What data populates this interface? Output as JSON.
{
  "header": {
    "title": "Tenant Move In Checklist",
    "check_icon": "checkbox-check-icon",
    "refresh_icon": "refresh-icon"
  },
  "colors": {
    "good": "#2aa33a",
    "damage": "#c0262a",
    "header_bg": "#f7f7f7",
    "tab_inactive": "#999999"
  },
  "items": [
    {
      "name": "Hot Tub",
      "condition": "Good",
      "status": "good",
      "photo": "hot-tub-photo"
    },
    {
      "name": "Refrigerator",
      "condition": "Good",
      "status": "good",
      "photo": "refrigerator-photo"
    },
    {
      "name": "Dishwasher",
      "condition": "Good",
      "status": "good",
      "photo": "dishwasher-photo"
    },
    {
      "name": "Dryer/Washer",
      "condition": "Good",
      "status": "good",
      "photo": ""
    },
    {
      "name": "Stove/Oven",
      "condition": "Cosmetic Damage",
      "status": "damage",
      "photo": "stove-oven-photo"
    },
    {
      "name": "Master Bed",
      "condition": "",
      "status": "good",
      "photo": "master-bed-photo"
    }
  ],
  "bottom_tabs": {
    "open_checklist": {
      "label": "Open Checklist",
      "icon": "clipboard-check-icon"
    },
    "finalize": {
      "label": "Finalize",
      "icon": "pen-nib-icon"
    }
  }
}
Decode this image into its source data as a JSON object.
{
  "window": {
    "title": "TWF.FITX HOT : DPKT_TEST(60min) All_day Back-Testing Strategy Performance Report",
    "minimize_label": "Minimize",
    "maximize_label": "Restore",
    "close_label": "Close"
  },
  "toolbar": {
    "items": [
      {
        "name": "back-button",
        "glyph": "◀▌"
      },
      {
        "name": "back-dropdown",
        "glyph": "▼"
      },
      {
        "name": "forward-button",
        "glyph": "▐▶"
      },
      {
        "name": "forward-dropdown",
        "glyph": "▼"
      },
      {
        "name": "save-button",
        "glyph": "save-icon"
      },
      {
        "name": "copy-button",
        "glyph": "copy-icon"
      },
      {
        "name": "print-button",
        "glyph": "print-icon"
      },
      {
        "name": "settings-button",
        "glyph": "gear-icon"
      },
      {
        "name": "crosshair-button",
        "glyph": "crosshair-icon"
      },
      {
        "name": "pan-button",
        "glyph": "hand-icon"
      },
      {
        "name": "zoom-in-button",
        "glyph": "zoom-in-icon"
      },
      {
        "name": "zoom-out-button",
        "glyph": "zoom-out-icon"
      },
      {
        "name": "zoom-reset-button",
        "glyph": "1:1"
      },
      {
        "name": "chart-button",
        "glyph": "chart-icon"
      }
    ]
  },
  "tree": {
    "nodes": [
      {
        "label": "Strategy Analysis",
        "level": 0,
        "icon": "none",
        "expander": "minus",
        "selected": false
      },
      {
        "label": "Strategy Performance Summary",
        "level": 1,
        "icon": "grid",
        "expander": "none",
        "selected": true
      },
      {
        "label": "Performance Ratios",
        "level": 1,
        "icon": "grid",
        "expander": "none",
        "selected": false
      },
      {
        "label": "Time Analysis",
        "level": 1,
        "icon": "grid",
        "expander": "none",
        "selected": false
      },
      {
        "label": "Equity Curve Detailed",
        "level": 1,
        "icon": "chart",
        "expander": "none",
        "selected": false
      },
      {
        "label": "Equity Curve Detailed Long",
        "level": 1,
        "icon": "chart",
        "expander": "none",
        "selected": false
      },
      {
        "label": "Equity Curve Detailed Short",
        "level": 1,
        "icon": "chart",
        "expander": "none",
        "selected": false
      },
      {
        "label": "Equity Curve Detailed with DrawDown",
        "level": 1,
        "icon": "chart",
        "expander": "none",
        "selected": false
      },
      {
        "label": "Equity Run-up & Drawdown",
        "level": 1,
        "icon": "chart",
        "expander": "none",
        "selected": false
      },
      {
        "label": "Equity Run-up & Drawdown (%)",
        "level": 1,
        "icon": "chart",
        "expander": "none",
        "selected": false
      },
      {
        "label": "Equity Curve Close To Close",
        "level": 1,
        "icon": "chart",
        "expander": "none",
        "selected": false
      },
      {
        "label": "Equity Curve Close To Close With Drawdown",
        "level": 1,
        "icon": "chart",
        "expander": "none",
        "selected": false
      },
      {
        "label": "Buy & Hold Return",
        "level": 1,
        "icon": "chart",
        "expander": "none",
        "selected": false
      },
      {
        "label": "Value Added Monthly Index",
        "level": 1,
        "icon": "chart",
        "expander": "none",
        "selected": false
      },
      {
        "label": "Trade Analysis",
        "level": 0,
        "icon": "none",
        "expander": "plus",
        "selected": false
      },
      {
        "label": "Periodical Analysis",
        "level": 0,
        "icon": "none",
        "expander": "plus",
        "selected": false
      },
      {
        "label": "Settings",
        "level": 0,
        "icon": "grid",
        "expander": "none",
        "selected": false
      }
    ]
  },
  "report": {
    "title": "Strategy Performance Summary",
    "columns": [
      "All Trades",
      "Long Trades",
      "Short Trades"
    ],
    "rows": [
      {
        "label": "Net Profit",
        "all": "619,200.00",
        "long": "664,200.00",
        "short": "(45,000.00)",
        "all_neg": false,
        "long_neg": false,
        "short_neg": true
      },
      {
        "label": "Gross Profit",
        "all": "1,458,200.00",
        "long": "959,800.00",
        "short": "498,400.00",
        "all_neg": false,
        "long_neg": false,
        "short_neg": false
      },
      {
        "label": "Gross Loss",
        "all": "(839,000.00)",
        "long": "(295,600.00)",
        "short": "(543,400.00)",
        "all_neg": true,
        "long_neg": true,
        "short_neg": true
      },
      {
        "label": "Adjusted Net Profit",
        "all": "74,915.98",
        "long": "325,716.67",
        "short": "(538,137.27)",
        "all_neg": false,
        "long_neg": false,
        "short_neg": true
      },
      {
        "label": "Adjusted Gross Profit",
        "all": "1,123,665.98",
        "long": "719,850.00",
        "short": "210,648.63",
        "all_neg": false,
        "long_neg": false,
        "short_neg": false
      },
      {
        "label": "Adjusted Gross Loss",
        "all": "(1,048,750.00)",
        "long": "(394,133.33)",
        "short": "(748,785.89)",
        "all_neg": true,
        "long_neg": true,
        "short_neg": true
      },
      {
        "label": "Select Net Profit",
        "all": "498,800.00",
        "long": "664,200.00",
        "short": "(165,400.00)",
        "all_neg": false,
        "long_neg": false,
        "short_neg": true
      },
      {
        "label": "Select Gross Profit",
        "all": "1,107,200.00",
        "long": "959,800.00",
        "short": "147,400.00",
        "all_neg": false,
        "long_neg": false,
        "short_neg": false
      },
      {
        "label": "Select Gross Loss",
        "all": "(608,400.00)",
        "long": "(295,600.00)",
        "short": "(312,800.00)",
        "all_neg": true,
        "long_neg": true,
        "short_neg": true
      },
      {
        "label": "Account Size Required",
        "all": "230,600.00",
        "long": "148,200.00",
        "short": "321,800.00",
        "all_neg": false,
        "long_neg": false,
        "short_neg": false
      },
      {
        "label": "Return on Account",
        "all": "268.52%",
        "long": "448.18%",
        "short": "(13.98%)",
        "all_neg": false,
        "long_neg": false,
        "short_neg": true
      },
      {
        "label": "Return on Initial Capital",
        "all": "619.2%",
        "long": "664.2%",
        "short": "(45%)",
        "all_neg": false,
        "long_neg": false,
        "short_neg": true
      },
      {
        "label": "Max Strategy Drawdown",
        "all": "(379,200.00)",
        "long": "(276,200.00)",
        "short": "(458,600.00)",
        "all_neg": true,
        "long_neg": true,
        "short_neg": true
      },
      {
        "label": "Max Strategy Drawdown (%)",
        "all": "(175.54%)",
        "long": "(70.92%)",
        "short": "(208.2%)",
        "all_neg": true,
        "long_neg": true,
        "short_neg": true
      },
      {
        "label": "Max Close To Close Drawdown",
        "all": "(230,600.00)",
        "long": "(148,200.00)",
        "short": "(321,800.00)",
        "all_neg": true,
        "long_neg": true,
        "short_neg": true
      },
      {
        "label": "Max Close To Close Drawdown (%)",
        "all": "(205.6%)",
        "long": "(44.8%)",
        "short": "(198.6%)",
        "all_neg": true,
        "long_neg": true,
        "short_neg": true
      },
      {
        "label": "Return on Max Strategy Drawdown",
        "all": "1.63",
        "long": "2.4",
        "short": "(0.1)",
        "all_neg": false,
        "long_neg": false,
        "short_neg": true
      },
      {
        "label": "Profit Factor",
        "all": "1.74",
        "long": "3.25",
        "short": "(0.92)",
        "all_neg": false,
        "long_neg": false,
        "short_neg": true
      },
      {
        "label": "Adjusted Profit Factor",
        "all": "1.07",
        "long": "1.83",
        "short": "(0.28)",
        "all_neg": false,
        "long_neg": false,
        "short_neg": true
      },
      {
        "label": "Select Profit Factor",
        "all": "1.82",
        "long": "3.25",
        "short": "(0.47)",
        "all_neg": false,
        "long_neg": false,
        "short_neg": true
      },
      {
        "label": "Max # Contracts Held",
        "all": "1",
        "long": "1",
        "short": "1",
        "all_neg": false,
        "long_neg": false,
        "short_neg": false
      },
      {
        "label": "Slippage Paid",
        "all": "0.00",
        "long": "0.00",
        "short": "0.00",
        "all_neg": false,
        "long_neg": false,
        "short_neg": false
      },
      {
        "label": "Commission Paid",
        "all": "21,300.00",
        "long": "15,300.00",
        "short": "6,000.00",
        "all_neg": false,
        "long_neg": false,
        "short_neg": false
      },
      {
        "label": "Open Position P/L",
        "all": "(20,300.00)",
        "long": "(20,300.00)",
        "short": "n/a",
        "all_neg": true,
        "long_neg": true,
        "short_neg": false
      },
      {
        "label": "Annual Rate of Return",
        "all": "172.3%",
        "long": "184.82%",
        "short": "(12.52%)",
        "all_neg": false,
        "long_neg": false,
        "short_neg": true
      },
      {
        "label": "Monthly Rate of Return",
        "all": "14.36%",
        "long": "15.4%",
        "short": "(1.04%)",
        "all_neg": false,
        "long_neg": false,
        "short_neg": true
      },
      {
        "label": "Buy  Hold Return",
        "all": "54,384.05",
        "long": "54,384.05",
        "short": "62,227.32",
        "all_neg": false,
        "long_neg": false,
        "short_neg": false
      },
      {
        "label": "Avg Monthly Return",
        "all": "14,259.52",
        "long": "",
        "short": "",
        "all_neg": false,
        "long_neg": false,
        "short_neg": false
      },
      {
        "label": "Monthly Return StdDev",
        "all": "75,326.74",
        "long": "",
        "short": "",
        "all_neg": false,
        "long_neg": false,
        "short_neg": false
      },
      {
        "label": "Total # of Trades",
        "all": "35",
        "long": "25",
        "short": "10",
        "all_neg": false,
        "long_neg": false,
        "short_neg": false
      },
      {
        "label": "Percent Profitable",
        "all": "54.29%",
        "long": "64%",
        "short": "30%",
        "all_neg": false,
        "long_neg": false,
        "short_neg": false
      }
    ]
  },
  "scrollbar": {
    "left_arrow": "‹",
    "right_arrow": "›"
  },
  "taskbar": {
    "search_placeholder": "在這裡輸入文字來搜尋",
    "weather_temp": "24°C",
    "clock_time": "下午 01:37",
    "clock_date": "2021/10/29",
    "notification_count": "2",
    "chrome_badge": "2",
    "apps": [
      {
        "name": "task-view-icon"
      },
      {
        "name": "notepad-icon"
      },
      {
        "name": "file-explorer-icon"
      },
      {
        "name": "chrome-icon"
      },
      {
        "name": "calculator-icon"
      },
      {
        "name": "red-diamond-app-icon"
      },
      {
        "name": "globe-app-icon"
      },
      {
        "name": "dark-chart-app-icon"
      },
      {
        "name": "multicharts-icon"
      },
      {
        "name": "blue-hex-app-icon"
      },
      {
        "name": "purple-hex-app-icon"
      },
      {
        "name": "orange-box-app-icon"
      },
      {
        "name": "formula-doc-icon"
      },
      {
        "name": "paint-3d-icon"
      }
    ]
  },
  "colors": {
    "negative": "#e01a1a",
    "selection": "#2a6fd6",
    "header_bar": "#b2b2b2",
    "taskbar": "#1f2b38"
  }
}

^^^^^^^^

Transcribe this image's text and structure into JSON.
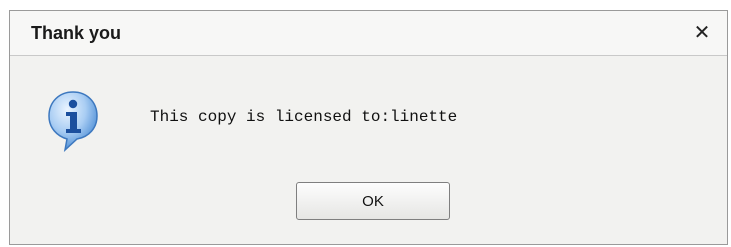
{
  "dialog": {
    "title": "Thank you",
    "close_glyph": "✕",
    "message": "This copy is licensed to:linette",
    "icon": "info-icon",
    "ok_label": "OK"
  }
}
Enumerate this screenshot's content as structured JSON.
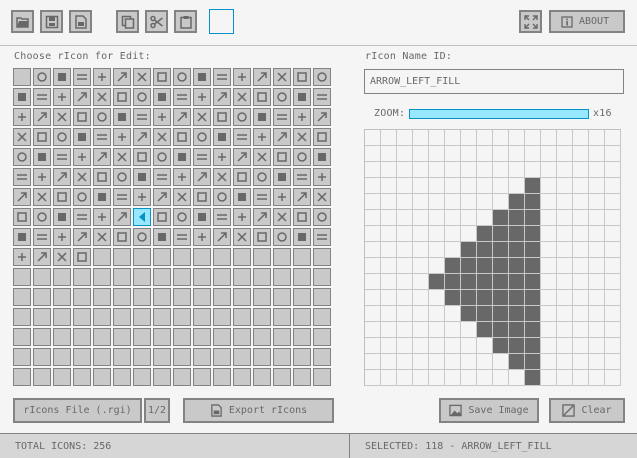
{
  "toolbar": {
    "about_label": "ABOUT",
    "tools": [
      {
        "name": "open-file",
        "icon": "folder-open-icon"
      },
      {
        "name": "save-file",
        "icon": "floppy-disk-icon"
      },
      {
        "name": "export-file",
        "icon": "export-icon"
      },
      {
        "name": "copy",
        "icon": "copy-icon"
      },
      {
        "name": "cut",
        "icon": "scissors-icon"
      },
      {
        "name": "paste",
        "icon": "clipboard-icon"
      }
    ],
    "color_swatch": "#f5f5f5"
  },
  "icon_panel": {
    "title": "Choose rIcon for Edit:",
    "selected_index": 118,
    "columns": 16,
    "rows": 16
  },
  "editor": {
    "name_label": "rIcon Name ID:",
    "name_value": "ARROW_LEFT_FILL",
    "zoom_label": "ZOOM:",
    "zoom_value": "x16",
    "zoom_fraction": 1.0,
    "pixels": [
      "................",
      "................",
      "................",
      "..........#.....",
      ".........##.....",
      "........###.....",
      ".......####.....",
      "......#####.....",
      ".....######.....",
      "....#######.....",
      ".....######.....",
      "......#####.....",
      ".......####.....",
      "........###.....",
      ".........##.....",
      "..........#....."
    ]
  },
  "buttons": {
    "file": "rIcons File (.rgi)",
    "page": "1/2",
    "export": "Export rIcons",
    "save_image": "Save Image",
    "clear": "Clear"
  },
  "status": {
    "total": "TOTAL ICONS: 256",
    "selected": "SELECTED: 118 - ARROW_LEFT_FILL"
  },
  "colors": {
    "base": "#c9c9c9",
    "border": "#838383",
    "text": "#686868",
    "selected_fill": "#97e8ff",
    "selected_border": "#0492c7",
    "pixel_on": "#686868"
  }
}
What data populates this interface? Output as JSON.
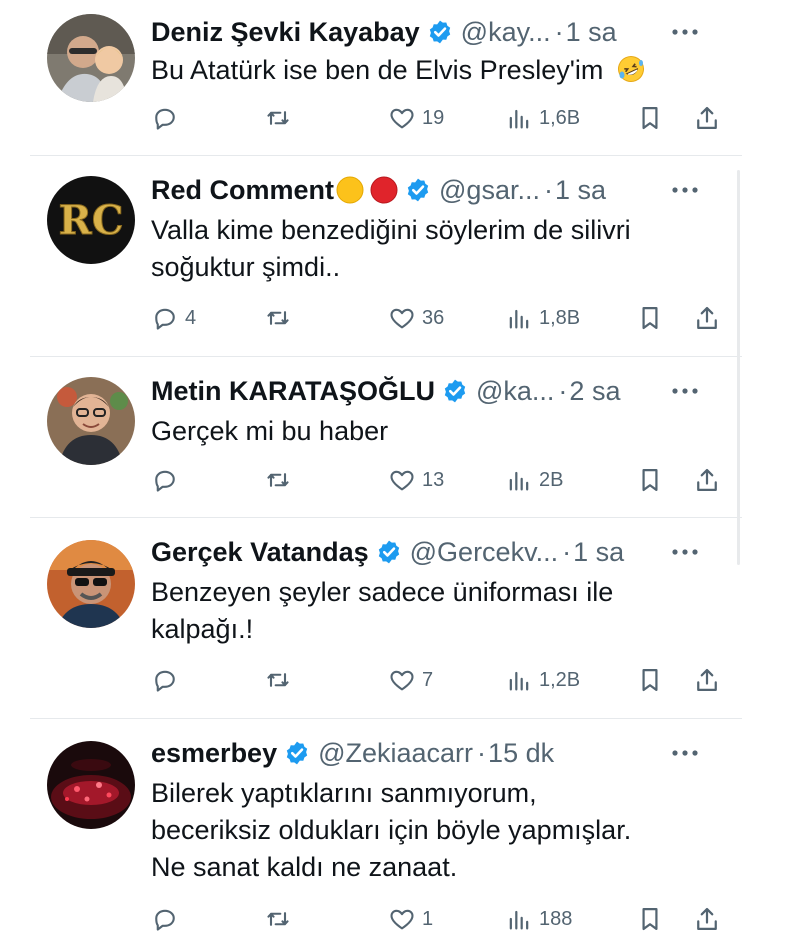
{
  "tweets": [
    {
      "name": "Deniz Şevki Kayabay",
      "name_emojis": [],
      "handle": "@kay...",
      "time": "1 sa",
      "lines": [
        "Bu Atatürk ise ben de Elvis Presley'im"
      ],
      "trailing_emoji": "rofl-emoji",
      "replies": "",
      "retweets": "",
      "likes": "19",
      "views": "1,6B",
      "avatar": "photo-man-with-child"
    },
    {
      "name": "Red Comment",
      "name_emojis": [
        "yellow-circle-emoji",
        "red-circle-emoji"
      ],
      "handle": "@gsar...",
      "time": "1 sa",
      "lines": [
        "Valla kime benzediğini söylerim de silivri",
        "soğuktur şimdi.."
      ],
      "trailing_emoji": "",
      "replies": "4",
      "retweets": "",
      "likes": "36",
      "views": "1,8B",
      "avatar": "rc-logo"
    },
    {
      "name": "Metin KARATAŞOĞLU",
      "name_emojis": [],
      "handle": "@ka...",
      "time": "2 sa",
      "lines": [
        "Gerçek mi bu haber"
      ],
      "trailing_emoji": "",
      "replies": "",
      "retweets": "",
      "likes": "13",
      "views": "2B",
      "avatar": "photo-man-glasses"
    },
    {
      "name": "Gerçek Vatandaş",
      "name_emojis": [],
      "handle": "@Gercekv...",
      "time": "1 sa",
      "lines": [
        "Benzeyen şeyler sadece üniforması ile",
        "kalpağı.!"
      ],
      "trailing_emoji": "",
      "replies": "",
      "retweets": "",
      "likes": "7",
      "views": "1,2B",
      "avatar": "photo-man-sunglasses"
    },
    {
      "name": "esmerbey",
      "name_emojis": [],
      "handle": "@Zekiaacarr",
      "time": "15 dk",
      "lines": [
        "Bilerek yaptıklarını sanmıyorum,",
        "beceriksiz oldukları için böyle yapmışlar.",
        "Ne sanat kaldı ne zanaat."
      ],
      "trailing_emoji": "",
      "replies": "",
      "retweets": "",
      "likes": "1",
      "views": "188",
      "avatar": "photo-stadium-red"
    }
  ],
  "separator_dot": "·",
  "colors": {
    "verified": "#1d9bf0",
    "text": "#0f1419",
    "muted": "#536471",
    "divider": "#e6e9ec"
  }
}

^^^^^^^^

## Task to carry out
From the data above, copy each line that holds "Factor".

## Finished answer
        "label": "Profit Factor",
        "label": "Adjusted Profit Factor",
        "label": "Select Profit Factor",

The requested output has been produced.